__DESCRIPTION OF THE TASK__
Repeat the material exactly, every line of it.
-- START MATERIAL PROVIDED --
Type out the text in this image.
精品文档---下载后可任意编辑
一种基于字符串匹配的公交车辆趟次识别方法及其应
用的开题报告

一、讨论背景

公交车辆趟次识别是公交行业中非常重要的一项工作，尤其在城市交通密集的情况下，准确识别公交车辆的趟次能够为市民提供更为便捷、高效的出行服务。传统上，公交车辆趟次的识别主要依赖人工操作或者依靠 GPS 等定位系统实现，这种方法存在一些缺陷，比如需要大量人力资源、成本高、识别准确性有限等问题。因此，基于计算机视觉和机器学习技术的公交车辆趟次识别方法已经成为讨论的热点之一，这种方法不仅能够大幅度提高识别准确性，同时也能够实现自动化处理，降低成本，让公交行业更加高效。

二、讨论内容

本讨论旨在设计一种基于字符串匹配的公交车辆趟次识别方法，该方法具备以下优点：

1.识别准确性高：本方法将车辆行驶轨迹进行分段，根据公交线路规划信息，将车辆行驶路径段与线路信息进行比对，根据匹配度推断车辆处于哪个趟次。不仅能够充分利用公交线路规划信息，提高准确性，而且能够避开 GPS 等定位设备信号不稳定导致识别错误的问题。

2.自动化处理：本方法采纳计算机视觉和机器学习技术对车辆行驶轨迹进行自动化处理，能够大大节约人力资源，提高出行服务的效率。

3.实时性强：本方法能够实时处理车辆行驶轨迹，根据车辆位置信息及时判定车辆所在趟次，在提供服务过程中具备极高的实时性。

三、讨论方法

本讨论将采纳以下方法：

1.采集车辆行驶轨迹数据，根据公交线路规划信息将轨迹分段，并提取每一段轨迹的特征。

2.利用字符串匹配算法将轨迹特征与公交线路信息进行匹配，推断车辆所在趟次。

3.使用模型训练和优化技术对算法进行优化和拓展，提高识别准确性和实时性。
-- END MATERIAL PROVIDED --
__THE SOLUTION__
Type out the text in this image.
精品文档---下载后可任意编辑
一种基于字符串匹配的公交车辆趟次识别方法及其应
用的开题报告

一、讨论背景

公交车辆趟次识别是公交行业中非常重要的一项工作，尤其在城市交通密集的情况下，准确识别公交车辆的趟次能够为市民提供更为便捷、高效的出行服务。传统上，公交车辆趟次的识别主要依赖人工操作或者依靠 GPS 等定位系统实现，这种方法存在一些缺陷，比如需要大量人力资源、成本高、识别准确性有限等问题。因此，基于计算机视觉和机器学习技术的公交车辆趟次识别方法已经成为讨论的热点之一，这种方法不仅能够大幅度提高识别准确性，同时也能够实现自动化处理，降低成本，让公交行业更加高效。

二、讨论内容

本讨论旨在设计一种基于字符串匹配的公交车辆趟次识别方法，该方法具备以下优点：

1.识别准确性高：本方法将车辆行驶轨迹进行分段，根据公交线路规划信息，将车辆行驶路径段与线路信息进行比对，根据匹配度推断车辆处于哪个趟次。不仅能够充分利用公交线路规划信息，提高准确性，而且能够避开 GPS 等定位设备信号不稳定导致识别错误的问题。

2.自动化处理：本方法采纳计算机视觉和机器学习技术对车辆行驶轨迹进行自动化处理，能够大大节约人力资源，提高出行服务的效率。

3.实时性强：本方法能够实时处理车辆行驶轨迹，根据车辆位置信息及时判定车辆所在趟次，在提供服务过程中具备极高的实时性。

三、讨论方法

本讨论将采纳以下方法：

1.采集车辆行驶轨迹数据，根据公交线路规划信息将轨迹分段，并提取每一段轨迹的特征。

2.利用字符串匹配算法将轨迹特征与公交线路信息进行匹配，推断车辆所在趟次。

3.使用模型训练和优化技术对算法进行优化和拓展，提高识别准确性和实时性。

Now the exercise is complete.